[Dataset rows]
________________
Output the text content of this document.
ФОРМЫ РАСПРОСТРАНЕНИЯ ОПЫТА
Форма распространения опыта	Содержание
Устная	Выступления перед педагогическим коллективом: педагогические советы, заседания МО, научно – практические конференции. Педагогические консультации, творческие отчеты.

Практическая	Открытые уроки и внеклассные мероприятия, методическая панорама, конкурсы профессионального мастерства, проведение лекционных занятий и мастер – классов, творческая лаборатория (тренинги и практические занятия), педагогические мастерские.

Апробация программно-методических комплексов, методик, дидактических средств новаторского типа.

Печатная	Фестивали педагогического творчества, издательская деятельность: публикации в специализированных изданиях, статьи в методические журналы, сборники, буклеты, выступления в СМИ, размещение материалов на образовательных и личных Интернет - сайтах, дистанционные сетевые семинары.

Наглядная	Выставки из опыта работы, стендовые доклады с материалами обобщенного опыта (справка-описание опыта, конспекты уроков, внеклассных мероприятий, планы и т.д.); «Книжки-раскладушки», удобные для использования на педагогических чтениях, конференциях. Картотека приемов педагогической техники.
________________
**Required work**
Transcribe every line of the data, exactly as it stands.

**Answer in full**
Output the text content of this document.
ФОРМЫ РАСПРОСТРАНЕНИЯ ОПЫТА
Форма распространения опыта	Содержание
Устная	Выступления перед педагогическим коллективом: педагогические советы, заседания МО, научно – практические конференции. Педагогические консультации, творческие отчеты.

Практическая	Открытые уроки и внеклассные мероприятия, методическая панорама, конкурсы профессионального мастерства, проведение лекционных занятий и мастер – классов, творческая лаборатория (тренинги и практические занятия), педагогические мастерские.

Апробация программно-методических комплексов, методик, дидактических средств новаторского типа.

Печатная	Фестивали педагогического творчества, издательская деятельность: публикации в специализированных изданиях, статьи в методические журналы, сборники, буклеты, выступления в СМИ, размещение материалов на образовательных и личных Интернет - сайтах, дистанционные сетевые семинары.

Наглядная	Выставки из опыта работы, стендовые доклады с материалами обобщенного опыта (справка-описание опыта, конспекты уроков, внеклассных мероприятий, планы и т.д.); «Книжки-раскладушки», удобные для использования на педагогических чтениях, конференциях. Картотека приемов педагогической техники.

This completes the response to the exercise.